__Records provided__:
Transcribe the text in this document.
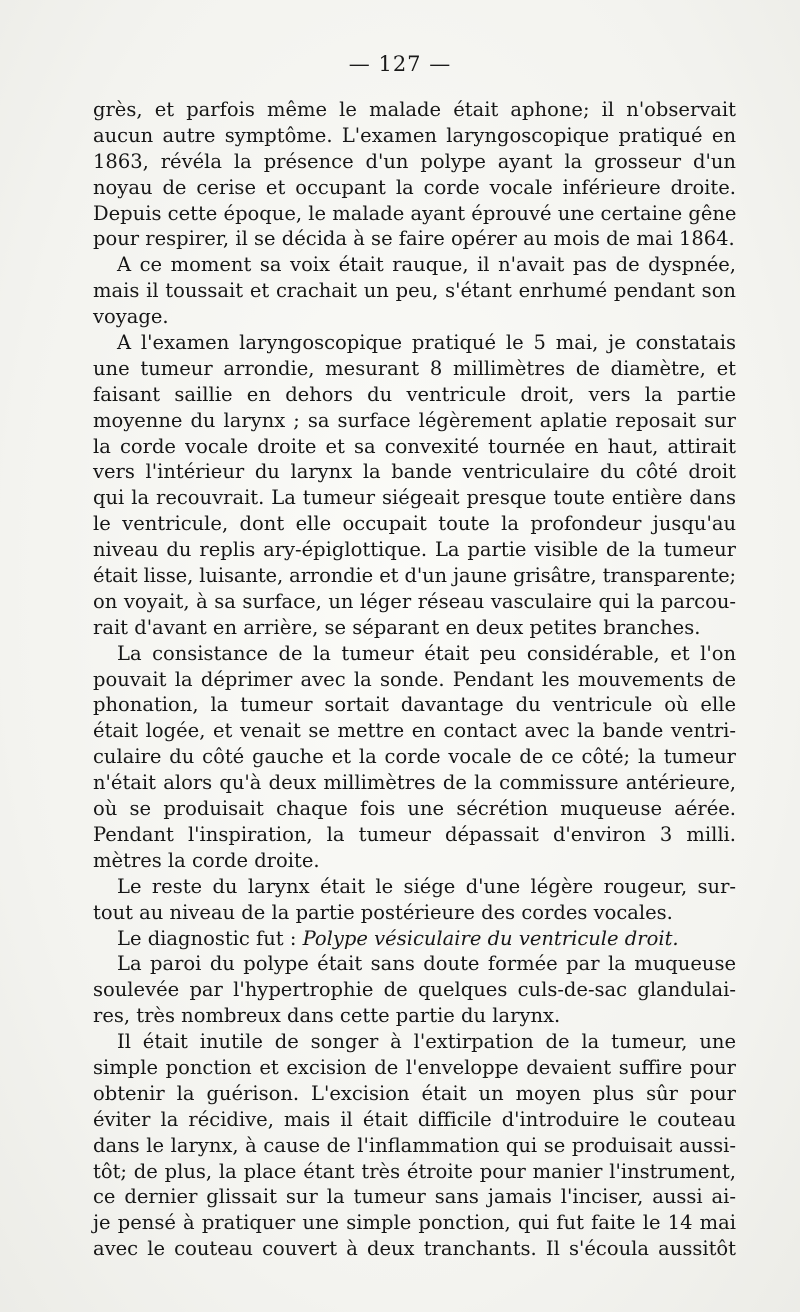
— 127 —
grès, et parfois même le malade était aphone; il n'observait
aucun autre symptôme. L'examen laryngoscopique pratiqué en
1863, révéla la présence d'un polype ayant la grosseur d'un
noyau de cerise et occupant la corde vocale inférieure droite.
Depuis cette époque, le malade ayant éprouvé une certaine gêne
pour respirer, il se décida à se faire opérer au mois de mai 1864.
A ce moment sa voix était rauque, il n'avait pas de dyspnée,
mais il toussait et crachait un peu, s'étant enrhumé pendant son
voyage.
A l'examen laryngoscopique pratiqué le 5 mai, je constatais
une tumeur arrondie, mesurant 8 millimètres de diamètre, et
faisant saillie en dehors du ventricule droit, vers la partie
moyenne du larynx ; sa surface légèrement aplatie reposait sur
la corde vocale droite et sa convexité tournée en haut, attirait
vers l'intérieur du larynx la bande ventriculaire du côté droit
qui la recouvrait. La tumeur siégeait presque toute entière dans
le ventricule, dont elle occupait toute la profondeur jusqu'au
niveau du replis ary-épiglottique. La partie visible de la tumeur
était lisse, luisante, arrondie et d'un jaune grisâtre, transparente;
on voyait, à sa surface, un léger réseau vasculaire qui la parcou-
rait d'avant en arrière, se séparant en deux petites branches.
La consistance de la tumeur était peu considérable, et l'on
pouvait la déprimer avec la sonde. Pendant les mouvements de
phonation, la tumeur sortait davantage du ventricule où elle
était logée, et venait se mettre en contact avec la bande ventri-
culaire du côté gauche et la corde vocale de ce côté; la tumeur
n'était alors qu'à deux millimètres de la commissure antérieure,
où se produisait chaque fois une sécrétion muqueuse aérée.
Pendant l'inspiration, la tumeur dépassait d'environ 3 milli.
mètres la corde droite.
Le reste du larynx était le siége d'une légère rougeur, sur-
tout au niveau de la partie postérieure des cordes vocales.
Le diagnostic fut : Polype vésiculaire du ventricule droit.
La paroi du polype était sans doute formée par la muqueuse
soulevée par l'hypertrophie de quelques culs-de-sac glandulai-
res, très nombreux dans cette partie du larynx.
Il était inutile de songer à l'extirpation de la tumeur, une
simple ponction et excision de l'enveloppe devaient suffire pour
obtenir la guérison. L'excision était un moyen plus sûr pour
éviter la récidive, mais il était difficile d'introduire le couteau
dans le larynx, à cause de l'inflammation qui se produisait aussi-
tôt; de plus, la place étant très étroite pour manier l'instrument,
ce dernier glissait sur la tumeur sans jamais l'inciser, aussi ai-
je pensé à pratiquer une simple ponction, qui fut faite le 14 mai
avec le couteau couvert à deux tranchants. Il s'écoula aussitôt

__Task details__: Report how many lines of the data contain the word "deux", using the number alone.

__Exercise answer__: 3